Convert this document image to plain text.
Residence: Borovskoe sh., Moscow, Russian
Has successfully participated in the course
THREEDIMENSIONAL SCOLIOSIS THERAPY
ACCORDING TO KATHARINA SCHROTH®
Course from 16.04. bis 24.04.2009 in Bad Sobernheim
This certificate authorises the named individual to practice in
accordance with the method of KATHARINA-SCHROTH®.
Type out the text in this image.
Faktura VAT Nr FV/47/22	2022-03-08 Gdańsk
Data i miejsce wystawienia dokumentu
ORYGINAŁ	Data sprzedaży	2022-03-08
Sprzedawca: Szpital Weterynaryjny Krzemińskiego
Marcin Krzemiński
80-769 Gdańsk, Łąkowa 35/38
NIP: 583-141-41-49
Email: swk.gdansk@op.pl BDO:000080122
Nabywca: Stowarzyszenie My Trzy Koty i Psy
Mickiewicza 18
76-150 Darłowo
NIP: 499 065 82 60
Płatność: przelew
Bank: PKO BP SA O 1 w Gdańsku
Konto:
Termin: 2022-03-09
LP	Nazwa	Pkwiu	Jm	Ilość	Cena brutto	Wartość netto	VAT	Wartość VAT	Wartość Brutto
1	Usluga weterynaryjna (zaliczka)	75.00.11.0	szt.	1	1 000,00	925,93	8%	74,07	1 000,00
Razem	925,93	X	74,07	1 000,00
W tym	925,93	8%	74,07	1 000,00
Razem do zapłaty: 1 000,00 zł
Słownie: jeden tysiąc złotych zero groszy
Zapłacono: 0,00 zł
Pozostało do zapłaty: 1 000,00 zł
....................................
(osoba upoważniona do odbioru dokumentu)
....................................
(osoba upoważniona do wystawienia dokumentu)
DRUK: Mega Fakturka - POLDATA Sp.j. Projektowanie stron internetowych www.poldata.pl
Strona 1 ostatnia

══════

▶ _GOAL_: Give an exact repetition of all the material.

▶ _OUTPUT OF THE EXERCISE_:
Convert this document image to plain text.
Residence: Borovskoe sh., Moscow, Russian
Has successfully participated in the course
THREEDIMENSIONAL SCOLIOSIS THERAPY
ACCORDING TO KATHARINA SCHROTH®
Course from 16.04. bis 24.04.2009 in Bad Sobernheim
This certificate authorises the named individual to practice in
accordance with the method of KATHARINA-SCHROTH®.
Type out the text in this image.
Faktura VAT Nr FV/47/22	2022-03-08 Gdańsk
Data i miejsce wystawienia dokumentu
ORYGINAŁ	Data sprzedaży	2022-03-08
Sprzedawca: Szpital Weterynaryjny Krzemińskiego
Marcin Krzemiński
80-769 Gdańsk, Łąkowa 35/38
NIP: 583-141-41-49
Email: swk.gdansk@op.pl BDO:000080122
Nabywca: Stowarzyszenie My Trzy Koty i Psy
Mickiewicza 18
76-150 Darłowo
NIP: 499 065 82 60
Płatność: przelew
Bank: PKO BP SA O 1 w Gdańsku
Konto:
Termin: 2022-03-09
LP	Nazwa	Pkwiu	Jm	Ilość	Cena brutto	Wartość netto	VAT	Wartość VAT	Wartość Brutto
1	Usluga weterynaryjna (zaliczka)	75.00.11.0	szt.	1	1 000,00	925,93	8%	74,07	1 000,00
Razem	925,93	X	74,07	1 000,00
W tym	925,93	8%	74,07	1 000,00
Razem do zapłaty: 1 000,00 zł
Słownie: jeden tysiąc złotych zero groszy
Zapłacono: 0,00 zł
Pozostało do zapłaty: 1 000,00 zł
....................................
(osoba upoważniona do odbioru dokumentu)
....................................
(osoba upoważniona do wystawienia dokumentu)
DRUK: Mega Fakturka - POLDATA Sp.j. Projektowanie stron internetowych www.poldata.pl
Strona 1 ostatnia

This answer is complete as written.